*** Supplied records

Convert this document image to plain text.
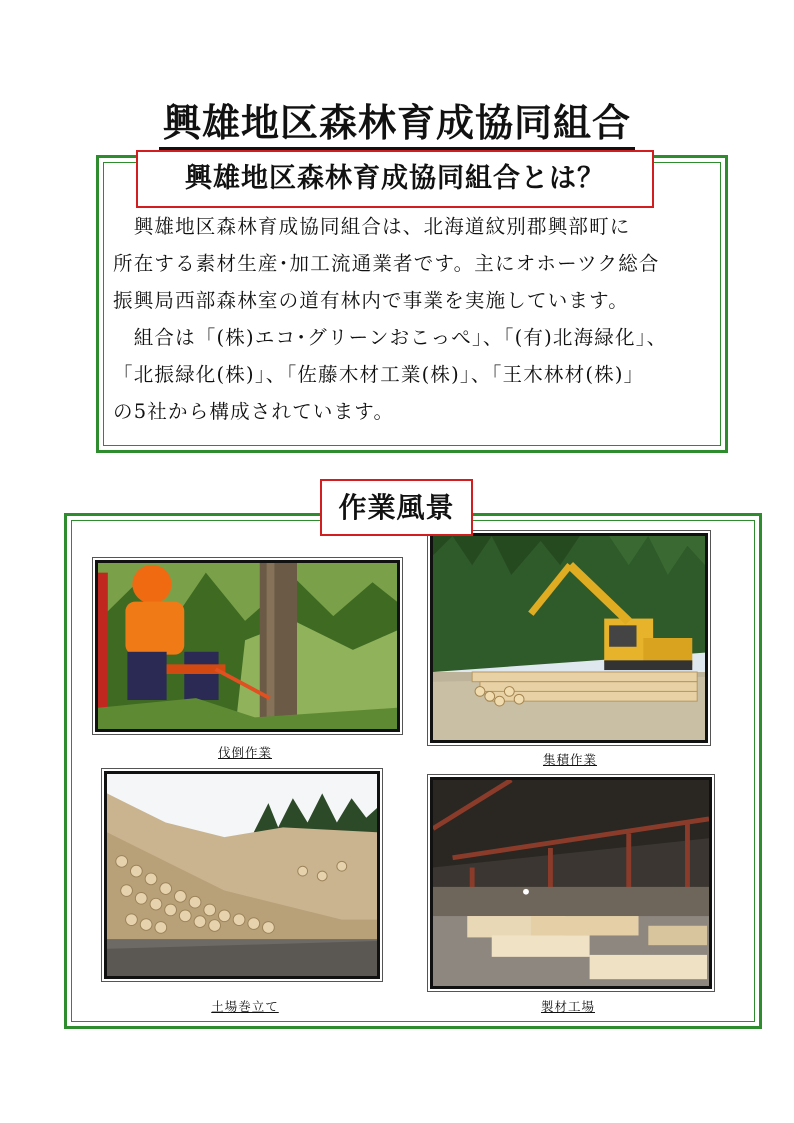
興雄地区森林育成協同組合
興雄地区森林育成協同組合とは？

　興雄地区森林育成協同組合は、北海道紋別郡興部町に

所在する素材生産･加工流通業者です。主にオホーツク総合

振興局西部森林室の道有林内で事業を実施しています。

　組合は「(株)エコ･グリーンおこっぺ」、「(有)北海緑化」、

「北振緑化(株)」、「佐藤木材工業(株)」、「王木林材(株)」

の5社から構成されています。

作業風景
伐倒作業	集積作業
土場巻立て	製材工場
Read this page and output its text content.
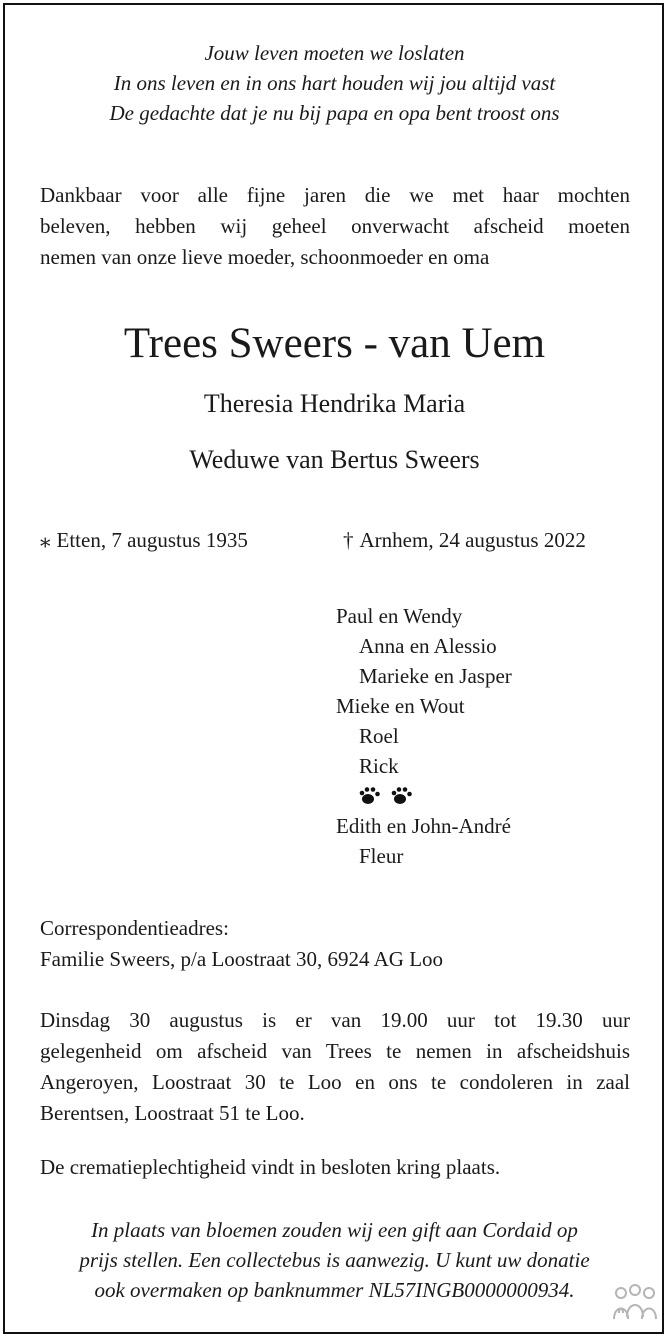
Jouw leven moeten we loslaten
In ons leven en in ons hart houden wij jou altijd vast
De gedachte dat je nu bij papa en opa bent troost ons
Dankbaar voor alle fijne jaren die we met haar mochten
beleven, hebben wij geheel onverwacht afscheid moeten
nemen van onze lieve moeder, schoonmoeder en oma
Trees Sweers - van Uem
Theresia Hendrika Maria
Weduwe van Bertus Sweers
⁎ Etten, 7 augustus 1935	† Arnhem, 24 augustus 2022
Paul en Wendy
Anna en Alessio
Marieke en Jasper
Mieke en Wout
Roel
Rick
Edith en John-André
Fleur
Correspondentieadres:
Familie Sweers, p/a Loostraat 30, 6924 AG Loo
Dinsdag 30 augustus is er van 19.00 uur tot 19.30 uur
gelegenheid om afscheid van Trees te nemen in afscheidshuis
Angeroyen, Loostraat 30 te Loo en ons te condoleren in zaal
Berentsen, Loostraat 51 te Loo.
De crematieplechtigheid vindt in besloten kring plaats.
In plaats van bloemen zouden wij een gift aan Cordaid op
prijs stellen. Een collectebus is aanwezig. U kunt uw donatie
ook overmaken op banknummer NL57INGB0000000934.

******

## Instructions for the task
Word for word, quote the full listing, omitting every picture.

## Written solution
Convert this document image to plain text.
興雄地区森林育成協同組合
興雄地区森林育成協同組合とは？

　興雄地区森林育成協同組合は、北海道紋別郡興部町に

所在する素材生産･加工流通業者です。主にオホーツク総合

振興局西部森林室の道有林内で事業を実施しています。

　組合は「(株)エコ･グリーンおこっぺ」、「(有)北海緑化」、

「北振緑化(株)」、「佐藤木材工業(株)」、「王木林材(株)」

の5社から構成されています。

作業風景
伐倒作業	集積作業
土場巻立て	製材工場
Read this page and output its text content.
Jouw leven moeten we loslaten
In ons leven en in ons hart houden wij jou altijd vast
De gedachte dat je nu bij papa en opa bent troost ons
Dankbaar voor alle fijne jaren die we met haar mochten
beleven, hebben wij geheel onverwacht afscheid moeten
nemen van onze lieve moeder, schoonmoeder en oma
Trees Sweers - van Uem
Theresia Hendrika Maria
Weduwe van Bertus Sweers
⁎ Etten, 7 augustus 1935	† Arnhem, 24 augustus 2022
Paul en Wendy
Anna en Alessio
Marieke en Jasper
Mieke en Wout
Roel
Rick
Edith en John-André
Fleur
Correspondentieadres:
Familie Sweers, p/a Loostraat 30, 6924 AG Loo
Dinsdag 30 augustus is er van 19.00 uur tot 19.30 uur
gelegenheid om afscheid van Trees te nemen in afscheidshuis
Angeroyen, Loostraat 30 te Loo en ons te condoleren in zaal
Berentsen, Loostraat 51 te Loo.
De crematieplechtigheid vindt in besloten kring plaats.
In plaats van bloemen zouden wij een gift aan Cordaid op
prijs stellen. Een collectebus is aanwezig. U kunt uw donatie
ook overmaken op banknummer NL57INGB0000000934.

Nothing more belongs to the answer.